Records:
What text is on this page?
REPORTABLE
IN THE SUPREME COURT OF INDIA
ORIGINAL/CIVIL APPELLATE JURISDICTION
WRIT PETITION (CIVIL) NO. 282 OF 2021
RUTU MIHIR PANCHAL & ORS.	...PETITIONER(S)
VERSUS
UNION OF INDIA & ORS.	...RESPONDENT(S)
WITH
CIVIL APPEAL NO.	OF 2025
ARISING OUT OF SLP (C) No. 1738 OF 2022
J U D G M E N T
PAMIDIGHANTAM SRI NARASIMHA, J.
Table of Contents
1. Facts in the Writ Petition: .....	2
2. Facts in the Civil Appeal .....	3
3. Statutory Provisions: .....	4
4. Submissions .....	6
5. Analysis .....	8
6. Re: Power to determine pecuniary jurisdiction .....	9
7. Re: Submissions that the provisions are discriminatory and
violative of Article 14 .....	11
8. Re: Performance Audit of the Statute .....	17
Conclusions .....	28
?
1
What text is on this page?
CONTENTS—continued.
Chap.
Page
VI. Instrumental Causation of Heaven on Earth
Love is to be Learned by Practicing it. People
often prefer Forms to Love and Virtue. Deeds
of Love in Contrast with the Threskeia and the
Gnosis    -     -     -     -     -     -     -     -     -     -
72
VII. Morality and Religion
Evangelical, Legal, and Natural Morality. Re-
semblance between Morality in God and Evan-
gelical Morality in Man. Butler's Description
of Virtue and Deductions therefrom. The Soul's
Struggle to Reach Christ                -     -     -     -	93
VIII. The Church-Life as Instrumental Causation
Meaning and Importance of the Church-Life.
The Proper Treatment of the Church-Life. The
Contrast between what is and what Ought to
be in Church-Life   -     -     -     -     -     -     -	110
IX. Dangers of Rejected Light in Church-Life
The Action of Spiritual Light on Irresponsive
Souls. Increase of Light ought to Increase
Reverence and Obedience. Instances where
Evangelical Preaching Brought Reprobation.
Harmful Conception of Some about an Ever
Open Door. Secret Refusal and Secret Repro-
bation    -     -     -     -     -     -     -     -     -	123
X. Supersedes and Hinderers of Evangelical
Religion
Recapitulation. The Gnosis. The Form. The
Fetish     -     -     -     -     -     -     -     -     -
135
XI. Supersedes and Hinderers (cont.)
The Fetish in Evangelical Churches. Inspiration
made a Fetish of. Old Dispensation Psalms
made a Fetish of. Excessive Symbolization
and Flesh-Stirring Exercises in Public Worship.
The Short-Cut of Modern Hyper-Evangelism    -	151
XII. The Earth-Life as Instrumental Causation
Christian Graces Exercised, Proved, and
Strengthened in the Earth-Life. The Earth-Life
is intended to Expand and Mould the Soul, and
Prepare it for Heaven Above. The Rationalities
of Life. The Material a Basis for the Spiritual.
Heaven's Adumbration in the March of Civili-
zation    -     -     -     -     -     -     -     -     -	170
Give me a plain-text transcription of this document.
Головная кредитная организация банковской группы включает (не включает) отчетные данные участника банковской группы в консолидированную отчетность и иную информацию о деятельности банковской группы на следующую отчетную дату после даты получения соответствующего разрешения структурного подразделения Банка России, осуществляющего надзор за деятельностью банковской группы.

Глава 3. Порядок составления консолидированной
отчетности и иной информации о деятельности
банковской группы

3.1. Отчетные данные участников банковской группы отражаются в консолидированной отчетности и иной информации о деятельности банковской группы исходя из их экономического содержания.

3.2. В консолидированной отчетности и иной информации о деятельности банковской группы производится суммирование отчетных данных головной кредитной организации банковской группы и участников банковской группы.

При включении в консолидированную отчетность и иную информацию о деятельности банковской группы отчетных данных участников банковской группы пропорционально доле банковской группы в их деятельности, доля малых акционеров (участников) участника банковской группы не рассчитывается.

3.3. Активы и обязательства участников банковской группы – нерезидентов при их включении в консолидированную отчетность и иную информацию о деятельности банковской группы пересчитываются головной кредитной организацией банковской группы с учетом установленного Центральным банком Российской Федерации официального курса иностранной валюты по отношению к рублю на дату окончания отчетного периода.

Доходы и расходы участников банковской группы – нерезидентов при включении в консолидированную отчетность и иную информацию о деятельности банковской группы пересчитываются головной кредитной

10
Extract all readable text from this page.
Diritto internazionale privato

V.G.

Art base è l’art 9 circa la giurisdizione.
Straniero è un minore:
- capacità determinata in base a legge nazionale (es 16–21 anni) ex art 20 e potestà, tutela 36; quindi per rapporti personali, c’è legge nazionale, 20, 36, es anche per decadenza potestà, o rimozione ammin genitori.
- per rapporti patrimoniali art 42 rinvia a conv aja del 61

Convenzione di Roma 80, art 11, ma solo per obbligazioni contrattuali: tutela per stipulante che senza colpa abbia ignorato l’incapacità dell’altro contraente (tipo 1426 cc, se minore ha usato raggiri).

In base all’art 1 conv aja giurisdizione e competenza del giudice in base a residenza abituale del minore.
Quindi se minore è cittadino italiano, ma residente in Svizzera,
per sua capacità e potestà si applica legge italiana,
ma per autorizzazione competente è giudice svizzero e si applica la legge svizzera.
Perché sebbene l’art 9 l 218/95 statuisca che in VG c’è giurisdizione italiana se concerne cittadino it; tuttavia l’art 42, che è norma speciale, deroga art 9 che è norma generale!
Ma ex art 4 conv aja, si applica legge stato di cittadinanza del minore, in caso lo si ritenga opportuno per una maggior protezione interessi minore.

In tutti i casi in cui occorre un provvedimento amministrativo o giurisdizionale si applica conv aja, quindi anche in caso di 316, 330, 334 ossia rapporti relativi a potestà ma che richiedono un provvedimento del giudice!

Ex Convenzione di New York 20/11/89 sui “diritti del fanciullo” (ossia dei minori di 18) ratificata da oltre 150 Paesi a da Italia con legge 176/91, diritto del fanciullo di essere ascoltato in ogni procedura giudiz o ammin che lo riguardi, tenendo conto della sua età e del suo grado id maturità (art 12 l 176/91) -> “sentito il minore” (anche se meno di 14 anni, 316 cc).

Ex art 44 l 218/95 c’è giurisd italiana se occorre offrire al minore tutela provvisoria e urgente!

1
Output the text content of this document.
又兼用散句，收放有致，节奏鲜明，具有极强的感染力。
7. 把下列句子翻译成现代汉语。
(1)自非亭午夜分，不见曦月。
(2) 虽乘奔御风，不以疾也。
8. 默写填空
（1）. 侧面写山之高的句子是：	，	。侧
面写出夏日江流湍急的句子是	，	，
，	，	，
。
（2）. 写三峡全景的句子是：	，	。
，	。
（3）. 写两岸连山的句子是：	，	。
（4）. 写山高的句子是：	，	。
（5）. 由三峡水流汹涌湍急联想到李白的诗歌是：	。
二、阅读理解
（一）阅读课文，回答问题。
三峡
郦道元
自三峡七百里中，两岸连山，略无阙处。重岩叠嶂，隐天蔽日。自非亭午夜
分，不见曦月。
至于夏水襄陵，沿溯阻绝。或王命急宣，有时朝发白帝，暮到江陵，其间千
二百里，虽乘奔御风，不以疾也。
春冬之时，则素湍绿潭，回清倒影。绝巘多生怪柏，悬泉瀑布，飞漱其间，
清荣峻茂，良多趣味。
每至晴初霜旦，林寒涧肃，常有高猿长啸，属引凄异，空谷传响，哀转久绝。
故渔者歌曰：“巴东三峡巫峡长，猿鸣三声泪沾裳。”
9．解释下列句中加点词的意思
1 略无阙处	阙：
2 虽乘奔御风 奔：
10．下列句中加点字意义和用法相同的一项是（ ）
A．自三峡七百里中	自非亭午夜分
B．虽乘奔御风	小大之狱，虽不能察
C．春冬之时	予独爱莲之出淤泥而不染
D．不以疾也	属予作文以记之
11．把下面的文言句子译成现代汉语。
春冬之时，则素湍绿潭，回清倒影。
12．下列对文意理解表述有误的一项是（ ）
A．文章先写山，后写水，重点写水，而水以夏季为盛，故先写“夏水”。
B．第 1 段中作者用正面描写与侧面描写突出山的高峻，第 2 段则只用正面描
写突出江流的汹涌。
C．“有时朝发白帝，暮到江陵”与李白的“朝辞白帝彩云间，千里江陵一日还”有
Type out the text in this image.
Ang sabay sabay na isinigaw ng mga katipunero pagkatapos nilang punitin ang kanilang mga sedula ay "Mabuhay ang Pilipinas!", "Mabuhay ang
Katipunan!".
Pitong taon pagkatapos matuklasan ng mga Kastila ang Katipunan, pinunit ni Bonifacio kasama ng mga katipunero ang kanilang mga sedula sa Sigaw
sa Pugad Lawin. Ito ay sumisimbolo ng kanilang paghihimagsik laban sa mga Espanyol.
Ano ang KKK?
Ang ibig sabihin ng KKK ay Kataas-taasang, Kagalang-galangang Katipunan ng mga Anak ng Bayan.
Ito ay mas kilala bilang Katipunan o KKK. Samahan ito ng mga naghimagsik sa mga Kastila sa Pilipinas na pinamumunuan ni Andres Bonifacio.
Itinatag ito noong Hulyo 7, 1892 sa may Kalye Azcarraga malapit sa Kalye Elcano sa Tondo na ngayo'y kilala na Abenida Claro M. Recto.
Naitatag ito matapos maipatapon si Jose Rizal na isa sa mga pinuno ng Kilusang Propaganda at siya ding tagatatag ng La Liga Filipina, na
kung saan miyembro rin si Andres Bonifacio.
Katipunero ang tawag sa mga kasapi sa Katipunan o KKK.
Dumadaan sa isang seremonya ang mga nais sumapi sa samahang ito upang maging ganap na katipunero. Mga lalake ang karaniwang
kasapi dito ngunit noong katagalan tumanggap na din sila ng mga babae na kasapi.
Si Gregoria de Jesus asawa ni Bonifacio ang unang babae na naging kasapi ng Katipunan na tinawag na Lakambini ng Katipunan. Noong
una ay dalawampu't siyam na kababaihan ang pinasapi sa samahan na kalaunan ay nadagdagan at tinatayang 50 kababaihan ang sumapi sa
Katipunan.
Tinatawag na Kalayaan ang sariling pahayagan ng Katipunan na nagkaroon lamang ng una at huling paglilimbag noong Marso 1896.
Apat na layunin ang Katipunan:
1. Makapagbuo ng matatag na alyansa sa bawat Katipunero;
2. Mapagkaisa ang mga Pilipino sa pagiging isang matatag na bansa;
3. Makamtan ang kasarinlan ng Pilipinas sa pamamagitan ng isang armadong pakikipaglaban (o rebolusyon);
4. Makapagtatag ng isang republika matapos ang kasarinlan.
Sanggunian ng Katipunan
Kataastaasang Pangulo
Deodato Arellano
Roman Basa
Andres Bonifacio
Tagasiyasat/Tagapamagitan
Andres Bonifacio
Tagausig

**Set task:**
Copy each line above containing the string "则素湍绿潭".

**Written response:**
春冬之时，则素湍绿潭，回清倒影。绝巘多生怪柏，悬泉瀑布，飞漱其间，
春冬之时，则素湍绿潭，回清倒影。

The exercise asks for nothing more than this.